What is expected: All entries are to be quoted exactly; the images stay out of the copy.

»»

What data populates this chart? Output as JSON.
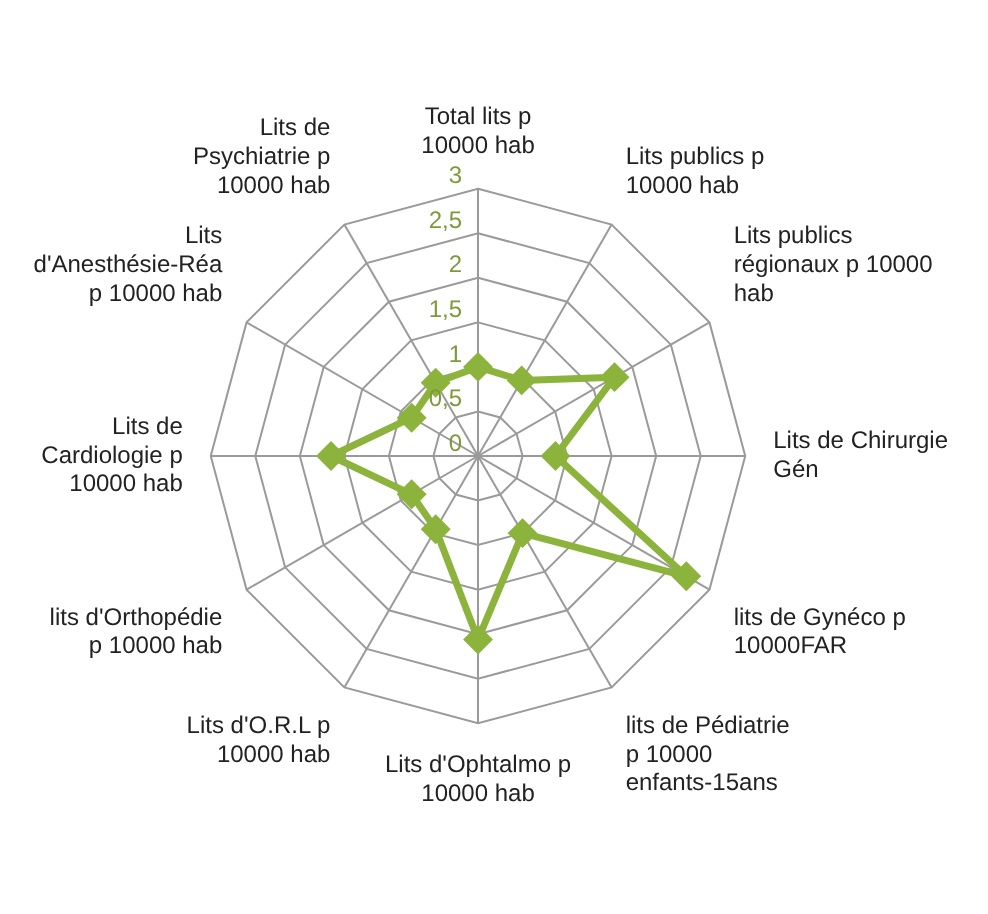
{
  "chart_data": {
    "type": "radar",
    "categories": [
      "Total lits p 10000 hab",
      "Lits publics p 10000 hab",
      "Lits publics régionaux p 10000 hab",
      "Lits de Chirurgie Gén",
      "lits de Gynéco p 10000FAR",
      "lits de Pédiatrie p 10000 enfants-15ans",
      "Lits d'Ophtalmo p 10000 hab",
      "Lits d'O.R.L p 10000 hab",
      "lits d'Orthopédie p 10000 hab",
      "Lits de Cardiologie p 10000 hab",
      "Lits d'Anesthésie-Réa p 10000 hab",
      "Lits de Psychiatrie p 10000 hab"
    ],
    "series": [
      {
        "color": "#8cb43c",
        "values": [
          1.0,
          0.98,
          1.77,
          0.87,
          2.7,
          1.0,
          2.06,
          0.95,
          0.86,
          1.65,
          0.86,
          0.95
        ]
      }
    ],
    "ylim": [
      0,
      3
    ],
    "yticks": [
      0,
      {
        "value": 0.5,
        "label": "0,5"
      },
      1,
      {
        "value": 1.5,
        "label": "1,5"
      },
      2,
      {
        "value": 2.5,
        "label": "2,5"
      },
      3
    ],
    "marker": "diamond",
    "legend": false
  }
}
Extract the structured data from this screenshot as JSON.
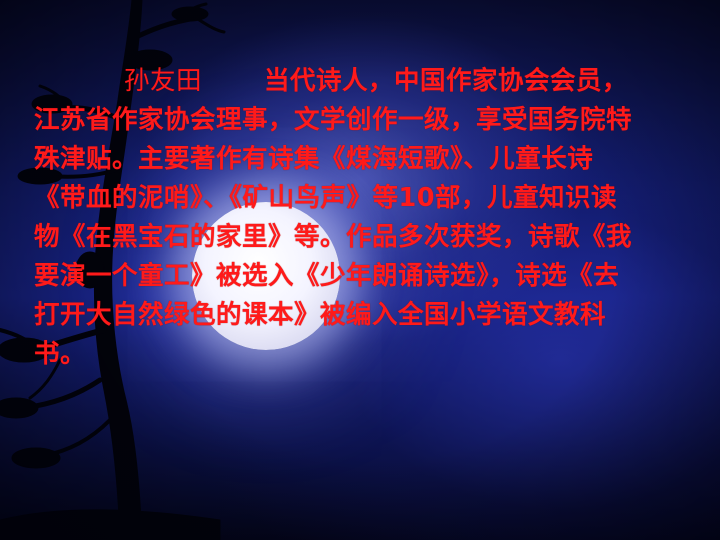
{
  "slide": {
    "author_name": "孙友田",
    "bio_text": "当代诗人，中国作家协会会员，江苏省作家协会理事，文学创作一级，享受国务院特殊津贴。主要著作有诗集《煤海短歌》、儿童长诗《带血的泥哨》、《矿山鸟声》等10部，儿童知识读物《在黑宝石的家里》等。作品多次获奖，诗歌《我要演一个童工》被选入《少年朗诵诗选》，诗选《去打开大自然绿色的课本》被编入全国小学语文教科书。",
    "text_color": "#ff1a1a",
    "background_color": "#15207a"
  }
}
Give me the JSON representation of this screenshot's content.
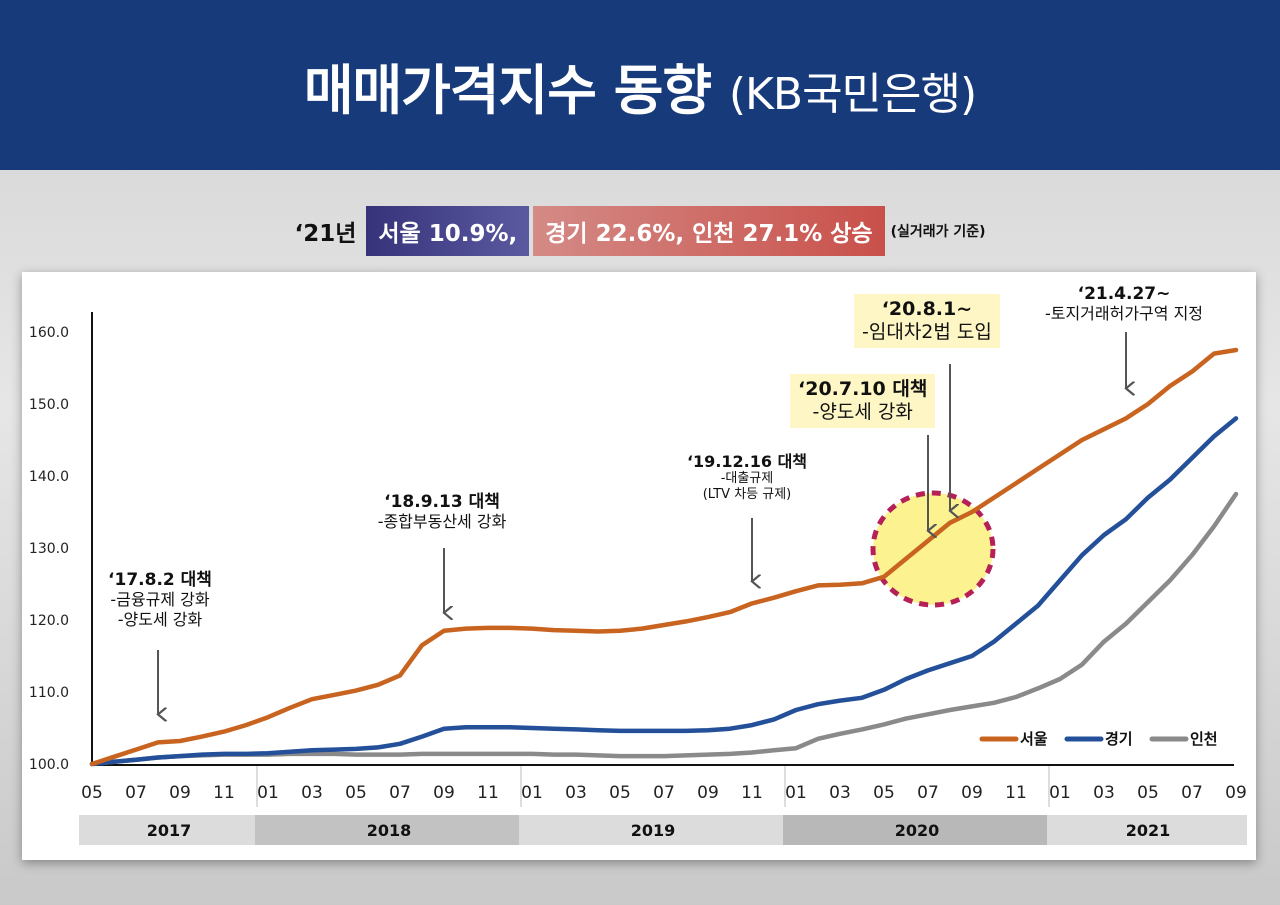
{
  "header": {
    "title": "매매가격지수 동향",
    "source": "(KB국민은행)"
  },
  "subtitle": {
    "year": "‘21년",
    "seoul": "서울 10.9%,",
    "others": "경기 22.6%, 인천 27.1% 상승",
    "note": "(실거래가 기준)"
  },
  "annotations": {
    "a1": {
      "title": "‘17.8.2 대책",
      "lines": [
        "-금융규제 강화",
        "-양도세 강화"
      ]
    },
    "a2": {
      "title": "‘18.9.13 대책",
      "lines": [
        "-종합부동산세 강화"
      ]
    },
    "a3": {
      "title": "‘19.12.16 대책",
      "lines": [
        "-대출규제",
        "(LTV 차등 규제)"
      ]
    },
    "a4": {
      "title": "‘20.7.10 대책",
      "lines": [
        "-양도세 강화"
      ]
    },
    "a5": {
      "title": "‘20.8.1~",
      "lines": [
        "-임대차2법 도입"
      ]
    },
    "a6": {
      "title": "‘21.4.27~",
      "lines": [
        "-토지거래허가구역 지정"
      ]
    }
  },
  "colors": {
    "seoul": "#c8641f",
    "gyeonggi": "#24509a",
    "incheon": "#8a8a8a",
    "highlight": "#fcf28a",
    "highlight_border": "#b0154f"
  },
  "chart_data": {
    "type": "line",
    "ylim": [
      100,
      160
    ],
    "yticks": [
      "100.0",
      "110.0",
      "120.0",
      "130.0",
      "140.0",
      "150.0",
      "160.0"
    ],
    "x_tick_labels": [
      "05",
      "07",
      "09",
      "11",
      "01",
      "03",
      "05",
      "07",
      "09",
      "11",
      "01",
      "03",
      "05",
      "07",
      "09",
      "11",
      "01",
      "03",
      "05",
      "07",
      "09",
      "11",
      "01",
      "03",
      "05",
      "07",
      "09"
    ],
    "year_groups": [
      {
        "label": "2017",
        "start": "2017-05",
        "end": "2017-12"
      },
      {
        "label": "2018",
        "start": "2018-01",
        "end": "2018-12"
      },
      {
        "label": "2019",
        "start": "2019-01",
        "end": "2019-12"
      },
      {
        "label": "2020",
        "start": "2020-01",
        "end": "2020-12"
      },
      {
        "label": "2021",
        "start": "2021-01",
        "end": "2021-09"
      }
    ],
    "x": [
      "2017-05",
      "2017-06",
      "2017-07",
      "2017-08",
      "2017-09",
      "2017-10",
      "2017-11",
      "2017-12",
      "2018-01",
      "2018-02",
      "2018-03",
      "2018-04",
      "2018-05",
      "2018-06",
      "2018-07",
      "2018-08",
      "2018-09",
      "2018-10",
      "2018-11",
      "2018-12",
      "2019-01",
      "2019-02",
      "2019-03",
      "2019-04",
      "2019-05",
      "2019-06",
      "2019-07",
      "2019-08",
      "2019-09",
      "2019-10",
      "2019-11",
      "2019-12",
      "2020-01",
      "2020-02",
      "2020-03",
      "2020-04",
      "2020-05",
      "2020-06",
      "2020-07",
      "2020-08",
      "2020-09",
      "2020-10",
      "2020-11",
      "2020-12",
      "2021-01",
      "2021-02",
      "2021-03",
      "2021-04",
      "2021-05",
      "2021-06",
      "2021-07",
      "2021-08",
      "2021-09"
    ],
    "series": [
      {
        "name": "서울",
        "values": [
          100.0,
          101.0,
          102.0,
          103.0,
          103.2,
          103.8,
          104.5,
          105.4,
          106.5,
          107.8,
          109.0,
          109.6,
          110.2,
          111.0,
          112.3,
          116.5,
          118.5,
          118.8,
          118.9,
          118.9,
          118.8,
          118.6,
          118.5,
          118.4,
          118.5,
          118.8,
          119.3,
          119.8,
          120.4,
          121.1,
          122.3,
          123.1,
          124.0,
          124.8,
          124.9,
          125.1,
          126.0,
          128.5,
          131.0,
          133.5,
          135.0,
          137.0,
          139.0,
          141.0,
          143.0,
          145.0,
          146.5,
          148.0,
          150.0,
          152.5,
          154.5,
          157.0,
          157.5
        ]
      },
      {
        "name": "경기",
        "values": [
          100.0,
          100.3,
          100.6,
          100.9,
          101.1,
          101.3,
          101.4,
          101.4,
          101.5,
          101.7,
          101.9,
          102.0,
          102.1,
          102.3,
          102.8,
          103.8,
          104.9,
          105.1,
          105.1,
          105.1,
          105.0,
          104.9,
          104.8,
          104.7,
          104.6,
          104.6,
          104.6,
          104.6,
          104.7,
          104.9,
          105.4,
          106.2,
          107.5,
          108.3,
          108.8,
          109.2,
          110.3,
          111.8,
          113.0,
          114.0,
          115.0,
          117.0,
          119.5,
          122.0,
          125.5,
          129.0,
          131.8,
          134.0,
          137.0,
          139.5,
          142.5,
          145.5,
          148.0
        ]
      },
      {
        "name": "인천",
        "values": [
          100.0,
          100.3,
          100.6,
          100.9,
          101.1,
          101.2,
          101.3,
          101.3,
          101.3,
          101.4,
          101.4,
          101.4,
          101.3,
          101.3,
          101.3,
          101.4,
          101.4,
          101.4,
          101.4,
          101.4,
          101.4,
          101.3,
          101.3,
          101.2,
          101.1,
          101.1,
          101.1,
          101.2,
          101.3,
          101.4,
          101.6,
          101.9,
          102.2,
          103.5,
          104.2,
          104.8,
          105.5,
          106.3,
          106.9,
          107.5,
          108.0,
          108.5,
          109.3,
          110.5,
          111.8,
          113.8,
          117.0,
          119.5,
          122.5,
          125.5,
          129.0,
          133.0,
          137.5
        ]
      }
    ],
    "legend": [
      "서울",
      "경기",
      "인천"
    ],
    "legend_position": "bottom-right",
    "arrow_targets": [
      "2017-08",
      "2018-09",
      "2019-11",
      "2020-07",
      "2020-08",
      "2021-04"
    ],
    "highlight_range": [
      "2020-06",
      "2020-10"
    ]
  }
}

««

Completed task:
What data populates this chart? Output as JSON.
{
  "chart_data": {
    "type": "radar",
    "categories": [
      "Total lits p 10000 hab",
      "Lits publics p 10000 hab",
      "Lits publics régionaux p 10000 hab",
      "Lits de Chirurgie Gén",
      "lits de Gynéco p 10000FAR",
      "lits de Pédiatrie p 10000 enfants-15ans",
      "Lits d'Ophtalmo p 10000 hab",
      "Lits d'O.R.L p 10000 hab",
      "lits d'Orthopédie p 10000 hab",
      "Lits de Cardiologie p 10000 hab",
      "Lits d'Anesthésie-Réa p 10000 hab",
      "Lits de Psychiatrie p 10000 hab"
    ],
    "series": [
      {
        "color": "#8cb43c",
        "values": [
          1.0,
          0.98,
          1.77,
          0.87,
          2.7,
          1.0,
          2.06,
          0.95,
          0.86,
          1.65,
          0.86,
          0.95
        ]
      }
    ],
    "ylim": [
      0,
      3
    ],
    "yticks": [
      0,
      {
        "value": 0.5,
        "label": "0,5"
      },
      1,
      {
        "value": 1.5,
        "label": "1,5"
      },
      2,
      {
        "value": 2.5,
        "label": "2,5"
      },
      3
    ],
    "marker": "diamond",
    "legend": false
  }
}
Extract the structured data from this screenshot as JSON.
{
  "slide": {
    "author_name": "孙友田",
    "bio_text": "当代诗人，中国作家协会会员，江苏省作家协会理事，文学创作一级，享受国务院特殊津贴。主要著作有诗集《煤海短歌》、儿童长诗《带血的泥哨》、《矿山鸟声》等10部，儿童知识读物《在黑宝石的家里》等。作品多次获奖，诗歌《我要演一个童工》被选入《少年朗诵诗选》，诗选《去打开大自然绿色的课本》被编入全国小学语文教科书。",
    "text_color": "#ff1a1a",
    "background_color": "#15207a"
  }
}
Give me the JSON representation of this screenshot's content.
{
  "header": {
    "title": "매매가격지수 동향",
    "source": "(KB국민은행)"
  },
  "subtitle": {
    "year": "‘21년",
    "seoul": "서울 10.9%,",
    "others": "경기 22.6%, 인천 27.1% 상승",
    "note": "(실거래가 기준)"
  },
  "annotations": {
    "a1": {
      "title": "‘17.8.2 대책",
      "lines": [
        "-금융규제 강화",
        "-양도세 강화"
      ]
    },
    "a2": {
      "title": "‘18.9.13 대책",
      "lines": [
        "-종합부동산세 강화"
      ]
    },
    "a3": {
      "title": "‘19.12.16 대책",
      "lines": [
        "-대출규제",
        "(LTV 차등 규제)"
      ]
    },
    "a4": {
      "title": "‘20.7.10 대책",
      "lines": [
        "-양도세 강화"
      ]
    },
    "a5": {
      "title": "‘20.8.1~",
      "lines": [
        "-임대차2법 도입"
      ]
    },
    "a6": {
      "title": "‘21.4.27~",
      "lines": [
        "-토지거래허가구역 지정"
      ]
    }
  },
  "colors": {
    "seoul": "#c8641f",
    "gyeonggi": "#24509a",
    "incheon": "#8a8a8a",
    "highlight": "#fcf28a",
    "highlight_border": "#b0154f"
  },
  "chart_data": {
    "type": "line",
    "ylim": [
      100,
      160
    ],
    "yticks": [
      "100.0",
      "110.0",
      "120.0",
      "130.0",
      "140.0",
      "150.0",
      "160.0"
    ],
    "x_tick_labels": [
      "05",
      "07",
      "09",
      "11",
      "01",
      "03",
      "05",
      "07",
      "09",
      "11",
      "01",
      "03",
      "05",
      "07",
      "09",
      "11",
      "01",
      "03",
      "05",
      "07",
      "09",
      "11",
      "01",
      "03",
      "05",
      "07",
      "09"
    ],
    "year_groups": [
      {
        "label": "2017",
        "start": "2017-05",
        "end": "2017-12"
      },
      {
        "label": "2018",
        "start": "2018-01",
        "end": "2018-12"
      },
      {
        "label": "2019",
        "start": "2019-01",
        "end": "2019-12"
      },
      {
        "label": "2020",
        "start": "2020-01",
        "end": "2020-12"
      },
      {
        "label": "2021",
        "start": "2021-01",
        "end": "2021-09"
      }
    ],
    "x": [
      "2017-05",
      "2017-06",
      "2017-07",
      "2017-08",
      "2017-09",
      "2017-10",
      "2017-11",
      "2017-12",
      "2018-01",
      "2018-02",
      "2018-03",
      "2018-04",
      "2018-05",
      "2018-06",
      "2018-07",
      "2018-08",
      "2018-09",
      "2018-10",
      "2018-11",
      "2018-12",
      "2019-01",
      "2019-02",
      "2019-03",
      "2019-04",
      "2019-05",
      "2019-06",
      "2019-07",
      "2019-08",
      "2019-09",
      "2019-10",
      "2019-11",
      "2019-12",
      "2020-01",
      "2020-02",
      "2020-03",
      "2020-04",
      "2020-05",
      "2020-06",
      "2020-07",
      "2020-08",
      "2020-09",
      "2020-10",
      "2020-11",
      "2020-12",
      "2021-01",
      "2021-02",
      "2021-03",
      "2021-04",
      "2021-05",
      "2021-06",
      "2021-07",
      "2021-08",
      "2021-09"
    ],
    "series": [
      {
        "name": "서울",
        "values": [
          100.0,
          101.0,
          102.0,
          103.0,
          103.2,
          103.8,
          104.5,
          105.4,
          106.5,
          107.8,
          109.0,
          109.6,
          110.2,
          111.0,
          112.3,
          116.5,
          118.5,
          118.8,
          118.9,
          118.9,
          118.8,
          118.6,
          118.5,
          118.4,
          118.5,
          118.8,
          119.3,
          119.8,
          120.4,
          121.1,
          122.3,
          123.1,
          124.0,
          124.8,
          124.9,
          125.1,
          126.0,
          128.5,
          131.0,
          133.5,
          135.0,
          137.0,
          139.0,
          141.0,
          143.0,
          145.0,
          146.5,
          148.0,
          150.0,
          152.5,
          154.5,
          157.0,
          157.5
        ]
      },
      {
        "name": "경기",
        "values": [
          100.0,
          100.3,
          100.6,
          100.9,
          101.1,
          101.3,
          101.4,
          101.4,
          101.5,
          101.7,
          101.9,
          102.0,
          102.1,
          102.3,
          102.8,
          103.8,
          104.9,
          105.1,
          105.1,
          105.1,
          105.0,
          104.9,
          104.8,
          104.7,
          104.6,
          104.6,
          104.6,
          104.6,
          104.7,
          104.9,
          105.4,
          106.2,
          107.5,
          108.3,
          108.8,
          109.2,
          110.3,
          111.8,
          113.0,
          114.0,
          115.0,
          117.0,
          119.5,
          122.0,
          125.5,
          129.0,
          131.8,
          134.0,
          137.0,
          139.5,
          142.5,
          145.5,
          148.0
        ]
      },
      {
        "name": "인천",
        "values": [
          100.0,
          100.3,
          100.6,
          100.9,
          101.1,
          101.2,
          101.3,
          101.3,
          101.3,
          101.4,
          101.4,
          101.4,
          101.3,
          101.3,
          101.3,
          101.4,
          101.4,
          101.4,
          101.4,
          101.4,
          101.4,
          101.3,
          101.3,
          101.2,
          101.1,
          101.1,
          101.1,
          101.2,
          101.3,
          101.4,
          101.6,
          101.9,
          102.2,
          103.5,
          104.2,
          104.8,
          105.5,
          106.3,
          106.9,
          107.5,
          108.0,
          108.5,
          109.3,
          110.5,
          111.8,
          113.8,
          117.0,
          119.5,
          122.5,
          125.5,
          129.0,
          133.0,
          137.5
        ]
      }
    ],
    "legend": [
      "서울",
      "경기",
      "인천"
    ],
    "legend_position": "bottom-right",
    "arrow_targets": [
      "2017-08",
      "2018-09",
      "2019-11",
      "2020-07",
      "2020-08",
      "2021-04"
    ],
    "highlight_range": [
      "2020-06",
      "2020-10"
    ]
  }
}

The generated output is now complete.